▶ **Excerpt provided**:
* Begin *

The bar's proprietor is Edevair de Souza Faria, father of Romario. Vila da Penha, a north-western suburb of Rio de Janeiro, is where Romario grew up. And the bar is his gift to his father. It was from this building, in fact, that Edevair was kidnapped a month before the World Cup, and held for a week while his captors demanded a dollars 7m ransom. Naturally enough, this was where the family and friends of Brazil's great star gathered last Sunday to watch the final. And, for one day only, the beers were on Edevair.

Actually, there were two TV sets set up in the courtyard. In front of one, Davies says, sat the men, many of whom bore a strong family resemblance to the little striker. In front of the other sat the women. Most of the men wore Brazil shirts bearing the number 11. Some of the women, however, favoured the number 10, that of the heart-throb Rai.

By the time the game started, at half past four in the afternoon, all the beer had been consumed. Some of the younger people were launching balao - little balloons carrying firecrackers, which ascend silently before exploding in mid-air.

Romario was born not here but in Jacarezinho, one of Rio's shanty towns. Vila da Penha, to which Edevair moved with his family in 1969, is a more salubrious proposition: a lower-middle-class district where most of the population of 26,000 live in plain concrete houses and apartment blocks painted in fading pastel colours. Edevair's house is a pleasant bungalow on a hill.

Nowadays his son keeps a home in the affluent Barra district, on the coast to the south of Rio, just beyond Ipanema. But between the ages of three and 22, when Romario left Brazil to play in the Dutch league, Vila da Penha was his home, the place where he learnt to play.

One of these pictures shows locals playing on one of the town's football fields - Campo Dourado, which means field of gold. The players assured Lucy Davies that, yes indeed, the young Romario himself had played there. But his true football nursery, they admitted, had been the nearby Campo do Estrellinha - the field of little stars. And where was that? Over there, they pointed, where that supermarket now stands.

* End *

▶ **Data listing**:
* Begin *

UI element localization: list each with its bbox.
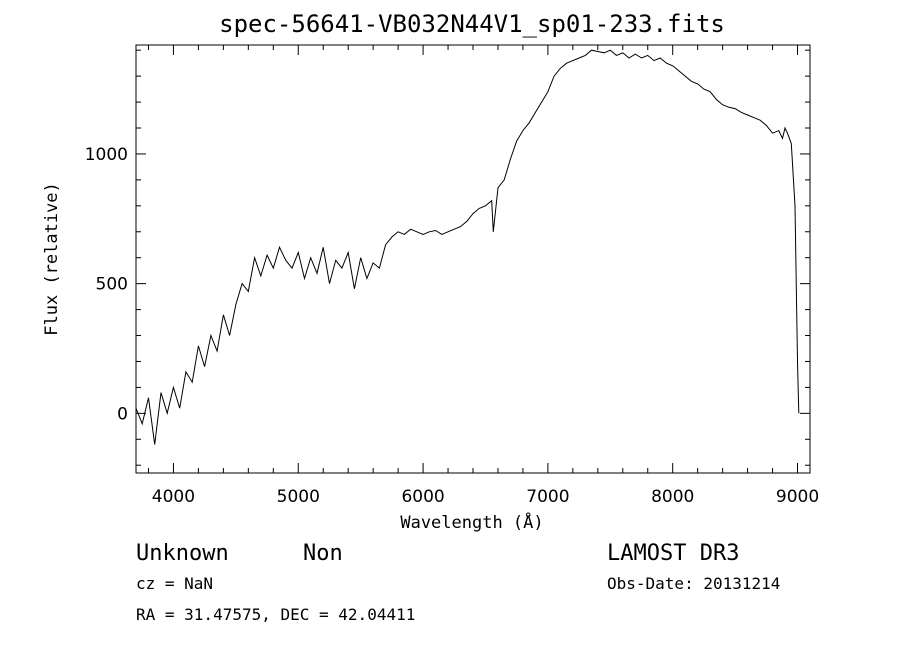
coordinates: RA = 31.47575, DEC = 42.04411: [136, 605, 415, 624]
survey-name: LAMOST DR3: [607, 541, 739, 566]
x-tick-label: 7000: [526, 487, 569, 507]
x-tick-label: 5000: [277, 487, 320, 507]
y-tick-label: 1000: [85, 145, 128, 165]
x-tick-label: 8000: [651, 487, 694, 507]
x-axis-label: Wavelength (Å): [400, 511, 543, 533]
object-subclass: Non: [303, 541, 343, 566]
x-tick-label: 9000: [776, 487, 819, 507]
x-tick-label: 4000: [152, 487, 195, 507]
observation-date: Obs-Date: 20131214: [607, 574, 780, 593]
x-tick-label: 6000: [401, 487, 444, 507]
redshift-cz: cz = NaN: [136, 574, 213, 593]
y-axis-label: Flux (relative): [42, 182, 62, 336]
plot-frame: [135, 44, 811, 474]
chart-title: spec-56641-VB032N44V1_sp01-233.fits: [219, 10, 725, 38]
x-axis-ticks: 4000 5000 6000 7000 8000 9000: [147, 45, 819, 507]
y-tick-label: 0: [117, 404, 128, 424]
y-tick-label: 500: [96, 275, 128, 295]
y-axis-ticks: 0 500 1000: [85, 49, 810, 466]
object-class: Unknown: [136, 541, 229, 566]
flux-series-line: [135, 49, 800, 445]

* End *
* Begin *

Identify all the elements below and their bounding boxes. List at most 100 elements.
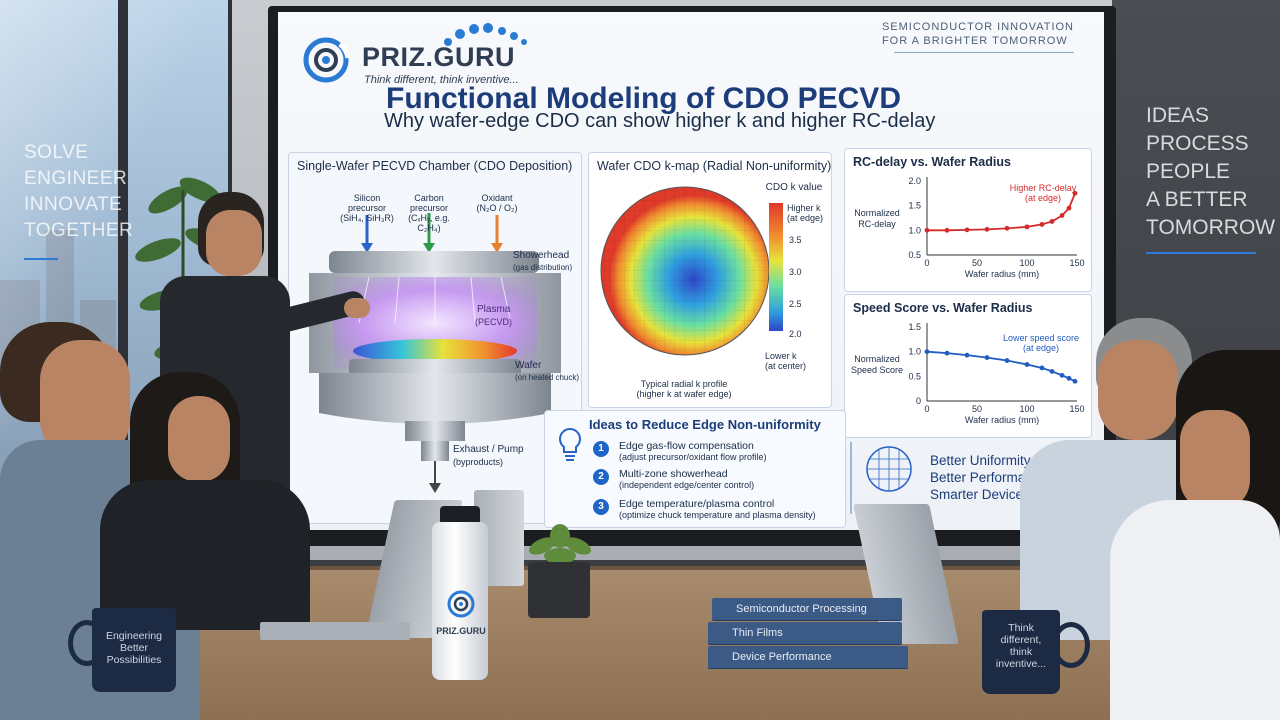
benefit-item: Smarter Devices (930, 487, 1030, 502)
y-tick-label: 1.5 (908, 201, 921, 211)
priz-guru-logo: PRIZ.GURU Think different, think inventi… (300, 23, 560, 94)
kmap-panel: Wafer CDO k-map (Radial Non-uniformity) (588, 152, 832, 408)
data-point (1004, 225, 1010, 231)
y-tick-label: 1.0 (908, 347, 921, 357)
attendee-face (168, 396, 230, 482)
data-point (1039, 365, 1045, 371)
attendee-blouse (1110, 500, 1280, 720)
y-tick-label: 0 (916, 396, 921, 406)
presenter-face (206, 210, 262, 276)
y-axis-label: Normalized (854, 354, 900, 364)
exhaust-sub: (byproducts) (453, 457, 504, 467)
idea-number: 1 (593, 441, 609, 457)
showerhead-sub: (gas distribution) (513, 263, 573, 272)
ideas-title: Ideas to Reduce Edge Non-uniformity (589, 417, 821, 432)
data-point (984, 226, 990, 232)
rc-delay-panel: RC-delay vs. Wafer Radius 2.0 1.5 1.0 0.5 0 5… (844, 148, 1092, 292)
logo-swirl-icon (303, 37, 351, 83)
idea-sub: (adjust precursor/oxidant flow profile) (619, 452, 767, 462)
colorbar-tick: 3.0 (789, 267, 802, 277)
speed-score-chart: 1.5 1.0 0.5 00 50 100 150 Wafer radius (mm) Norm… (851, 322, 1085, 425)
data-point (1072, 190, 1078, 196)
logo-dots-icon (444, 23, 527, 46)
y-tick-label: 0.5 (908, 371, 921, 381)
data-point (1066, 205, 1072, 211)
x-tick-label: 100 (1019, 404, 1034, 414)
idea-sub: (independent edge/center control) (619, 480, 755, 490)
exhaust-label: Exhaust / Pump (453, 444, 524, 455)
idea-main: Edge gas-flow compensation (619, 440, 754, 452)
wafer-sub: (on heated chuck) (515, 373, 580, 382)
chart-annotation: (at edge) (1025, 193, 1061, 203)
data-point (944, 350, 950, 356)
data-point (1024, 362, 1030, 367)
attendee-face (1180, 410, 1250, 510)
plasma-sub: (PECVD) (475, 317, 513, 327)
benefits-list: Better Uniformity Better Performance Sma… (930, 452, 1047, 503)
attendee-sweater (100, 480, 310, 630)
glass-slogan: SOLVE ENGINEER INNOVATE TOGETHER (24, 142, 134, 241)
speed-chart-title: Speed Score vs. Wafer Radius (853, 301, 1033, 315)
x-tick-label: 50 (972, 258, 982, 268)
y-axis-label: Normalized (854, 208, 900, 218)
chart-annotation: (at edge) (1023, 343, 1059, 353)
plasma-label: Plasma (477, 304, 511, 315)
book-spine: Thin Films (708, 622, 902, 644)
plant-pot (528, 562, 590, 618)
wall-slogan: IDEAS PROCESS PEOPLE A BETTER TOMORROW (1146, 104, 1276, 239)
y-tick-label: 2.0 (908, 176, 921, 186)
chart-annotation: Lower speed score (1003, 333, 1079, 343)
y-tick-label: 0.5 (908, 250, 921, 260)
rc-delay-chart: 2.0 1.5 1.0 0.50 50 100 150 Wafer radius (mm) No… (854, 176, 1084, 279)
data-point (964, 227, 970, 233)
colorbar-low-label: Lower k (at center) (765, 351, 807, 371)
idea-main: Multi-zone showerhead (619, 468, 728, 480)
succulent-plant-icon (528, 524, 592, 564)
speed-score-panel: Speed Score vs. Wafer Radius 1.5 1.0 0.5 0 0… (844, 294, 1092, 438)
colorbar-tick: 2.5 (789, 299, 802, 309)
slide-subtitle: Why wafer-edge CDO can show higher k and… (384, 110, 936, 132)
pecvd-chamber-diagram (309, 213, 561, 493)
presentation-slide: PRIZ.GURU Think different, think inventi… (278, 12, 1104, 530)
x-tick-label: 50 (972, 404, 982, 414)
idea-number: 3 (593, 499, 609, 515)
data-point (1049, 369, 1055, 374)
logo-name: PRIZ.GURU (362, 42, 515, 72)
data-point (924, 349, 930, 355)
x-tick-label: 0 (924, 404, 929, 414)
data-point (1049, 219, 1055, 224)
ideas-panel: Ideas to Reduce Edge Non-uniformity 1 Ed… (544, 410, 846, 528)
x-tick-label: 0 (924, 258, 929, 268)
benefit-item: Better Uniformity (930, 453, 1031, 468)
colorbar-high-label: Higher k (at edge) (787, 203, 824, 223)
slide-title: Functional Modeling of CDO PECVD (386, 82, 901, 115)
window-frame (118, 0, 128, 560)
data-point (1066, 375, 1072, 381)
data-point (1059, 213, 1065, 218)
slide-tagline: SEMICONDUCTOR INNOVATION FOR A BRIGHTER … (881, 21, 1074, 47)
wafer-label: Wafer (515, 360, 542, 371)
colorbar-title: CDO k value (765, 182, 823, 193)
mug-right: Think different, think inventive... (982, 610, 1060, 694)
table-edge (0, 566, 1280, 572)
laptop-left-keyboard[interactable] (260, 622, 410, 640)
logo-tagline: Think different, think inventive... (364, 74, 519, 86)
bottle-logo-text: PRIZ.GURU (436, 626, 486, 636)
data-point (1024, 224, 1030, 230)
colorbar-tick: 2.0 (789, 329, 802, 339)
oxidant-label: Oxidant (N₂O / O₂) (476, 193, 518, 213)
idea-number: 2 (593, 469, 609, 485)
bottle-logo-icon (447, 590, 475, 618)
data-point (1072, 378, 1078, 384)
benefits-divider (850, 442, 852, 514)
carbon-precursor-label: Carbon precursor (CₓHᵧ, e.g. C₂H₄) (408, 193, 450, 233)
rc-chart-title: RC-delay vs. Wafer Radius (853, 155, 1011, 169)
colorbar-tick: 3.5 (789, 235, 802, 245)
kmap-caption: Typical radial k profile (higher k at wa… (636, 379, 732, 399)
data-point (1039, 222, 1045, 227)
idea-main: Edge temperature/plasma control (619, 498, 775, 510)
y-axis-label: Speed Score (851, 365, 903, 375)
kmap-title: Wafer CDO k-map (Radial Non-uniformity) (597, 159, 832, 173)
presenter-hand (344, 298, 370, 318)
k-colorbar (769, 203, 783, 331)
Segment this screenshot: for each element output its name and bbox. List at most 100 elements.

* End *

▶ **Jobs**:
1. List every person named in the passage about Romario's home district.
2. Please continue the passage about Romario's home district from its last sentence.

▶ **The answers**:
1.
Edevair de Souza Faria
Romario
Lucy Davies
Rai

2.
The scenes in Vila da Penha last Sunday were a vibrant rebuke to all the propaganda you may have read in the past week about the World Cup returning to the US at the earliest opportunity. We'll put up with going to France in 1998, some writers seem to be saying, and probably to Japan in 2002. But if Fifa can avoid giving it to an African nation in 2006, then let's all go back to Pasadena and Palo Alto - and if it's not possible in 2006, then it should be a definite booking for 2010. Fifa, it's said, are similarly inclined.

Well, not so fast. Just remember that these are the opinions of those of us who have just spent a month staying in Hiltons and Sheratons across America, our working lives eased by superior travel and telecommunications facilities. The planes were on time and the phones worked, which might not be true in, say, Brazil, where the World Cup has not been held since 1950, ostensibly on the grounds that the country can't afford it.

Since World Cup USA '94 reckons to make dollars 25m profit, that can no longer be an excuse. In the global village, this is now a movable festival: money from TV and sponsorship could be used to renovate Brazil's crumbling concrete football temples, and a few million real football fans would get to see the games at first hand.

Against the advocacy of the US, consider these points. First, the success of soccer's American renaissance, as embodied in the projected 1995 launch of Major League Soccer, is a very long shot indeed. On the eve of the finals, after five years of planning, the MSL chairman, Alan Rothenberg, could announce not a single major backer for his enterprise, and could name only seven of a projected 12 cities that will host the league's clubs. By the end of the tournament he had announced the identities of the kit and ball manufacturers: no big deal, quite literally.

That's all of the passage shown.